**What the task requires**
Check each line of the listing for the word "cable" and give only the number of lines that have it.

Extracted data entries
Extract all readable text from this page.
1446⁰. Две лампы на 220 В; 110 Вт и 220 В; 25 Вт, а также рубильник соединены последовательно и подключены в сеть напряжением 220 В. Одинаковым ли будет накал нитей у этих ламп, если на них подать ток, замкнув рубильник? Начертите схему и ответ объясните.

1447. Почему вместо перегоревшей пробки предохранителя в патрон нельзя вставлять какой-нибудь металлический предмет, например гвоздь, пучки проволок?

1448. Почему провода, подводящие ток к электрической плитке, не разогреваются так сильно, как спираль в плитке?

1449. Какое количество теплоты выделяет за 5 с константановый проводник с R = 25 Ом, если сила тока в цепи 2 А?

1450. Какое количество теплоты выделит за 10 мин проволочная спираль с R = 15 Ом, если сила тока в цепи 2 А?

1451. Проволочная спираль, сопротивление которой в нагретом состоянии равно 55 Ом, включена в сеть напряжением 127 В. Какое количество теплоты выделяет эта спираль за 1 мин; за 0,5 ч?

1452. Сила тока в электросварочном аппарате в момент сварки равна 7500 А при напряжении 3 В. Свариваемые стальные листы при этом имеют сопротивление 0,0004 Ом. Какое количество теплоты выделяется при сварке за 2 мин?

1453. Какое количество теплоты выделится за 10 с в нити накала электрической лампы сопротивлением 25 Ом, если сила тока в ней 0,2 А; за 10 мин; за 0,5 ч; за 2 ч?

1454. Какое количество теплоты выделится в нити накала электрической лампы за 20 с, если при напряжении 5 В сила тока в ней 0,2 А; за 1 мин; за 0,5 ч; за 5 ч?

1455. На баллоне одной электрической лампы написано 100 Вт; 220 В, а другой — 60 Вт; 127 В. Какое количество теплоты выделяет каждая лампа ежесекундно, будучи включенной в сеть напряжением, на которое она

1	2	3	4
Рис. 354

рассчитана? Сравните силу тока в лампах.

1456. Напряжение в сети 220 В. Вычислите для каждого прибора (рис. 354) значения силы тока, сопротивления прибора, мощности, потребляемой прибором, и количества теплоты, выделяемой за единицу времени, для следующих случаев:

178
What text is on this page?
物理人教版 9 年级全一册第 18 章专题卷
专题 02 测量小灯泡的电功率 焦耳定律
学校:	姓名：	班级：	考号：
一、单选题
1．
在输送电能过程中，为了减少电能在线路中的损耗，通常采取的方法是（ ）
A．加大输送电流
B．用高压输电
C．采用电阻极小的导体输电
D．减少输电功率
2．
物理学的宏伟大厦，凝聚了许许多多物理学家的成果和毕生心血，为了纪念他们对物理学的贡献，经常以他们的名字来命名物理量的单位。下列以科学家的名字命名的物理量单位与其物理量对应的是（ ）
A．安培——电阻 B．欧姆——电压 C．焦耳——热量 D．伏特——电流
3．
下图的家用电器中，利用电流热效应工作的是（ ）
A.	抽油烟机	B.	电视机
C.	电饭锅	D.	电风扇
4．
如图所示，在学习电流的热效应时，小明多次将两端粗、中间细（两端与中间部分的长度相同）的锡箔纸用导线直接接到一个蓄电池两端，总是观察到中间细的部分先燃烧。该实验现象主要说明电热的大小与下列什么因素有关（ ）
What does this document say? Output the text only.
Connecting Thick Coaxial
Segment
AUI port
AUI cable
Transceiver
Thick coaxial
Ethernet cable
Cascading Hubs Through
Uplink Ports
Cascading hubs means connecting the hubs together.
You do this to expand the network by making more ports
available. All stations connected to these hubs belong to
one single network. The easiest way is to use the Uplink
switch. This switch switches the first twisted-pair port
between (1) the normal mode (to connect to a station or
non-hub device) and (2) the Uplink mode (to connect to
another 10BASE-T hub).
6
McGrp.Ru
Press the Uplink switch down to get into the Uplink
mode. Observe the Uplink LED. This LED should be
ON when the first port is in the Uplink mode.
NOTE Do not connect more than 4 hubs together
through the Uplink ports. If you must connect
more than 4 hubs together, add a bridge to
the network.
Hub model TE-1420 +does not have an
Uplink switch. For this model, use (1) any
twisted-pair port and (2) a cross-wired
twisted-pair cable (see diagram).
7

**Response to the exercise**
3